Required task: In the records below, copy the lines verbatim, from the line containing "bar-mAb4E3-S1-WT [533, 1155, 559, 1359]" through the line containing "blot-d-col-S1-T463A (Thr187): S1-T463A".

[Element location lists]
# # # # #

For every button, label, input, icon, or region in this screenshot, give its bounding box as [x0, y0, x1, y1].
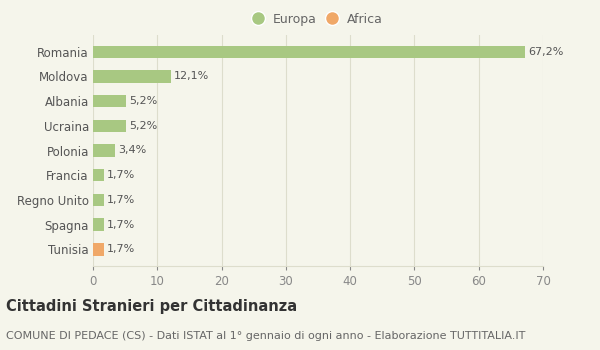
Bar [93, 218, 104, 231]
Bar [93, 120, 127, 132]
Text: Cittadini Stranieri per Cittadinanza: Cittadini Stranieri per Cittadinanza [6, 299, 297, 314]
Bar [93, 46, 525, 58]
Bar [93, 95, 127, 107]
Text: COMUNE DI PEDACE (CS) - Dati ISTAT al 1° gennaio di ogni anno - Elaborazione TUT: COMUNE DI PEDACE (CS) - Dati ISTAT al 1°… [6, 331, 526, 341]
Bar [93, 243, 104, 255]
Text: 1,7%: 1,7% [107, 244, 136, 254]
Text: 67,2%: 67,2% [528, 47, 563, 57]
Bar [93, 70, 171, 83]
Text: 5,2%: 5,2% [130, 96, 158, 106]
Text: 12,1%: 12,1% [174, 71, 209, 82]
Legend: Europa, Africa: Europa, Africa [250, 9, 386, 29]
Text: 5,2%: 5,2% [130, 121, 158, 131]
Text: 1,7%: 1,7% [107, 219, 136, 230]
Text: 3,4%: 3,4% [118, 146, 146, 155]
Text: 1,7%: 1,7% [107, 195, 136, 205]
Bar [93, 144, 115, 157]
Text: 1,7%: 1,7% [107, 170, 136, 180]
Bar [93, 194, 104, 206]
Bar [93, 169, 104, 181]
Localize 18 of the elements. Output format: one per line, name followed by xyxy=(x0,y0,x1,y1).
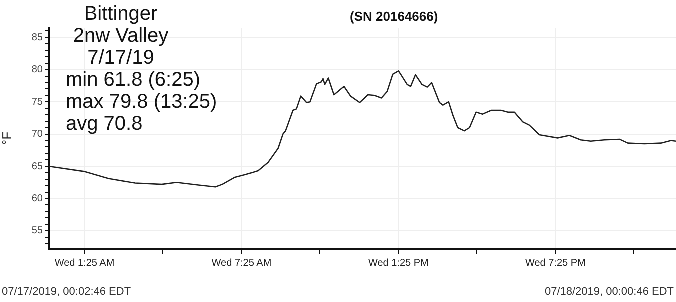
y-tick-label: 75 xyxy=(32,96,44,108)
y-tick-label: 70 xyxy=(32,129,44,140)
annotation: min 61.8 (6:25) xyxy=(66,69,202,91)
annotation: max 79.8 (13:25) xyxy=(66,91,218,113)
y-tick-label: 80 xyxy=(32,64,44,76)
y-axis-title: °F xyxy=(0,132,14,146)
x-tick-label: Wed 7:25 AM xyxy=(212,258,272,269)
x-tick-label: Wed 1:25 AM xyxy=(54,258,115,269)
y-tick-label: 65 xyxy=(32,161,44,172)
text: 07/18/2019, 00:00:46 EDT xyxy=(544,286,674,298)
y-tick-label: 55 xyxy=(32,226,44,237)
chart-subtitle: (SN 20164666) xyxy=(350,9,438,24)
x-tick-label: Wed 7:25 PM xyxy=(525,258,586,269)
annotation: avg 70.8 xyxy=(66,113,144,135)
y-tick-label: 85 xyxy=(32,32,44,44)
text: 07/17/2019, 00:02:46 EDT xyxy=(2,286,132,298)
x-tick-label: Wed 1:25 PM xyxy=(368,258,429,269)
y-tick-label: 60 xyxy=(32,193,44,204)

# # # # #

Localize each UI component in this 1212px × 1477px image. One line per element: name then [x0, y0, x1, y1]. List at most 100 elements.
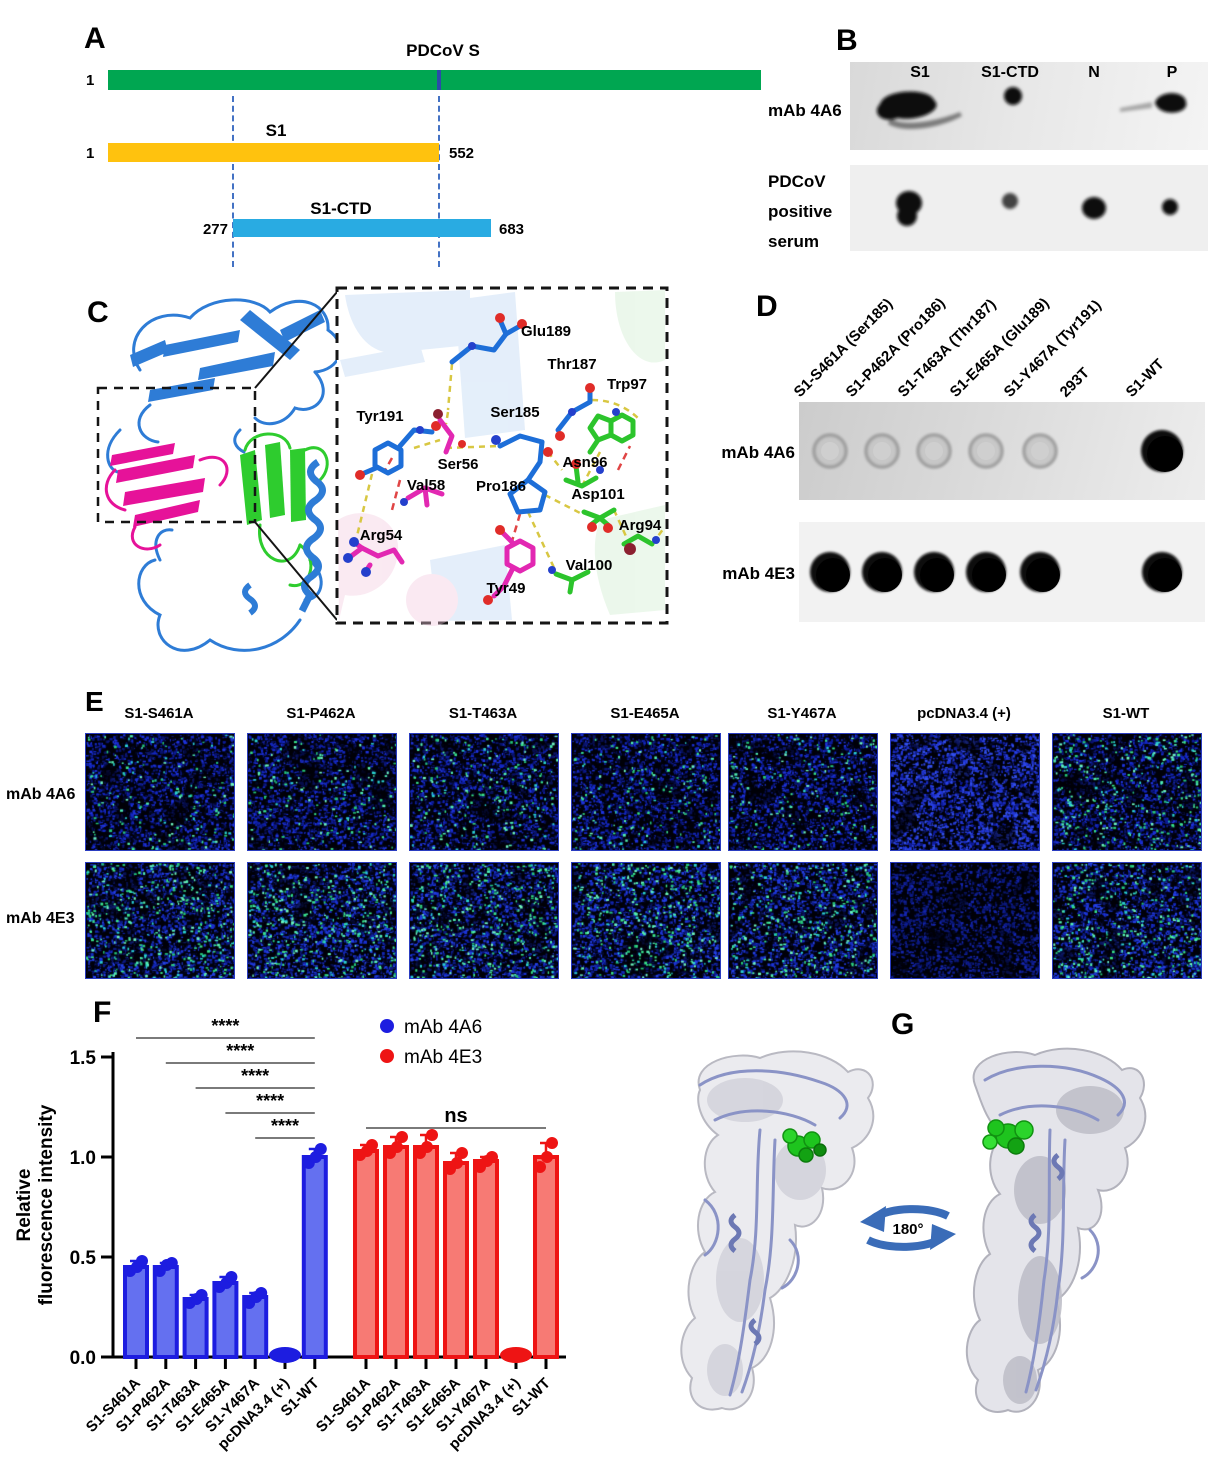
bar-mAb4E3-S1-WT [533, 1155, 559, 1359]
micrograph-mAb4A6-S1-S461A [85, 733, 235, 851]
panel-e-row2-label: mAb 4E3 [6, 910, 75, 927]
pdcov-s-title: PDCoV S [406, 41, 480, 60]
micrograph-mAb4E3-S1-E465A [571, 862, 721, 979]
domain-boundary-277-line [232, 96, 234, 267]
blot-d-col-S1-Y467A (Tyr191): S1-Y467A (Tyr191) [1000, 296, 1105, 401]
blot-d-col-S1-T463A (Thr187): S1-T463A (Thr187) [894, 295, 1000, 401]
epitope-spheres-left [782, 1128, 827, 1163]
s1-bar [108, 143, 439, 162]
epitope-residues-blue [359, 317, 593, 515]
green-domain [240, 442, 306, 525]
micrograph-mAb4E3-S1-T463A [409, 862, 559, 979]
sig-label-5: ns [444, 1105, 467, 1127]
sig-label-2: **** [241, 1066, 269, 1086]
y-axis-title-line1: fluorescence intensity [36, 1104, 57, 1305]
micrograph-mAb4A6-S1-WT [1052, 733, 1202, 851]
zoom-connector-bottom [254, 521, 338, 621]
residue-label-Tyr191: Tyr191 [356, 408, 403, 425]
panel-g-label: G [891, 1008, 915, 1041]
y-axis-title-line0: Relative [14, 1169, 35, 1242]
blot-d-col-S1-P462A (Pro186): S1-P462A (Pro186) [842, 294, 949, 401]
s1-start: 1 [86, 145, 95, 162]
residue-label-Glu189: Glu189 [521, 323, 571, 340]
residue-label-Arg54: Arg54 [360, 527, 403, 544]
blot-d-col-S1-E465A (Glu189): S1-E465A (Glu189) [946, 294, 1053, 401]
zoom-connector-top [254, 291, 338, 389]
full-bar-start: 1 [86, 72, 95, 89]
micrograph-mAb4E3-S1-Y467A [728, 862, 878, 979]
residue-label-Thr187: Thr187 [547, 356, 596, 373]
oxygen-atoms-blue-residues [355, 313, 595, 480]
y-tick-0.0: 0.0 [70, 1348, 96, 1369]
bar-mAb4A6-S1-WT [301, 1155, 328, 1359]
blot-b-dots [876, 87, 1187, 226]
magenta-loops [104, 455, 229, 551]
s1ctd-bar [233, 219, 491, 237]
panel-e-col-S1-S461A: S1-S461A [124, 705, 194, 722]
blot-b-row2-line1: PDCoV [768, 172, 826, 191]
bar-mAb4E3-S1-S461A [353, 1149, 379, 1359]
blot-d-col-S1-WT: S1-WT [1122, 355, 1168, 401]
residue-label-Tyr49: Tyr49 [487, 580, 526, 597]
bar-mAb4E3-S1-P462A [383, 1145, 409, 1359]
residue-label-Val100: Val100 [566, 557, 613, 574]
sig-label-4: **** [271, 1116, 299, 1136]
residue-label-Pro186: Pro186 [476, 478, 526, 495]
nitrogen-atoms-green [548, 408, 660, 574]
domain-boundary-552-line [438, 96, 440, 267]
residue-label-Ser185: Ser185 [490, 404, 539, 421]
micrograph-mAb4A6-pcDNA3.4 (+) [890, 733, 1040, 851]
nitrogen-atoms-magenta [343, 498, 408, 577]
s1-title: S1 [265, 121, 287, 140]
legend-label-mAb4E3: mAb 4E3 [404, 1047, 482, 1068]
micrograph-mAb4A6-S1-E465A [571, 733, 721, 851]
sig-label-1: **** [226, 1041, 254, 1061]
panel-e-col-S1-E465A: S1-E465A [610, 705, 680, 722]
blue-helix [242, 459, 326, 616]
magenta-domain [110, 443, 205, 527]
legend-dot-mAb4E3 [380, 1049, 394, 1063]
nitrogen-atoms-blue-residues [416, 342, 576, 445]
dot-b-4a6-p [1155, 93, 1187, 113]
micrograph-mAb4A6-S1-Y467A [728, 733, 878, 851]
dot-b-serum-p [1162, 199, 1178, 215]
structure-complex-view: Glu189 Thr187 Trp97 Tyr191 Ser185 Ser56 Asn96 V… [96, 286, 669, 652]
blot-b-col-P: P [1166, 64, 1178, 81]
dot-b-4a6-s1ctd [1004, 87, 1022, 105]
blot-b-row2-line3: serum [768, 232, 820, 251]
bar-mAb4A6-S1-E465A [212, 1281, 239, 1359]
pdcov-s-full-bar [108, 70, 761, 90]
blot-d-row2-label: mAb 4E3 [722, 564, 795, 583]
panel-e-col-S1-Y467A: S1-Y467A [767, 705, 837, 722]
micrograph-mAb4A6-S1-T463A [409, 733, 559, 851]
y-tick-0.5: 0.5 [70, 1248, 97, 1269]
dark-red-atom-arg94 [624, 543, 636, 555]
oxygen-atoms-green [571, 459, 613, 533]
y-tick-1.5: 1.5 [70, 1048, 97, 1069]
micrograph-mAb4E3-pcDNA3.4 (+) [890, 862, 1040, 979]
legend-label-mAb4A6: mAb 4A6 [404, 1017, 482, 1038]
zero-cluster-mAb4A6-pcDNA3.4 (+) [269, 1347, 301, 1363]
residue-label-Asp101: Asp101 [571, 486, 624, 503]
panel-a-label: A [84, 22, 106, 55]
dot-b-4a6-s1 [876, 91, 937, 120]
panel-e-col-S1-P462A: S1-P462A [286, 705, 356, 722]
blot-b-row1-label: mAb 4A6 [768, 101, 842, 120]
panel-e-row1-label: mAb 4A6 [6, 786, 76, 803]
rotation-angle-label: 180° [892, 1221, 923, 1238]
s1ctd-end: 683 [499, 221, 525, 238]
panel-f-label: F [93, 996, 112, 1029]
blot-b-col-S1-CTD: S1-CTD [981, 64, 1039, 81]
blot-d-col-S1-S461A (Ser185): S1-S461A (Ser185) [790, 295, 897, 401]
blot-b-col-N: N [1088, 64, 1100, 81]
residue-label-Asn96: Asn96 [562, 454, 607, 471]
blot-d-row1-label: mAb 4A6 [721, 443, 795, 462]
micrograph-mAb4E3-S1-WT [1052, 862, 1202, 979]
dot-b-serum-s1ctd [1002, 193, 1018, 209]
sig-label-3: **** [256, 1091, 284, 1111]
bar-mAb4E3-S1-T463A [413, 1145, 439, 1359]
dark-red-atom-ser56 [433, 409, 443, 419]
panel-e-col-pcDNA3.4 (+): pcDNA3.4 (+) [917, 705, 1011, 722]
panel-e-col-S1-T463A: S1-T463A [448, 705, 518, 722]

# # # # #

Solution to this problem:
bar-mAb4E3-S1-WT [533, 1155, 559, 1359]
micrograph-mAb4A6-S1-S461A [85, 733, 235, 851]
panel-e-row2-label: mAb 4E3 [6, 910, 75, 927]
pdcov-s-title: PDCoV S [406, 41, 480, 60]
micrograph-mAb4E3-S1-E465A [571, 862, 721, 979]
domain-boundary-277-line [232, 96, 234, 267]
blot-d-col-S1-Y467A (Tyr191): S1-Y467A (Tyr191) [1000, 296, 1105, 401]
blot-d-col-S1-T463A (Thr187): S1-T463A (Thr187) [894, 295, 1000, 401]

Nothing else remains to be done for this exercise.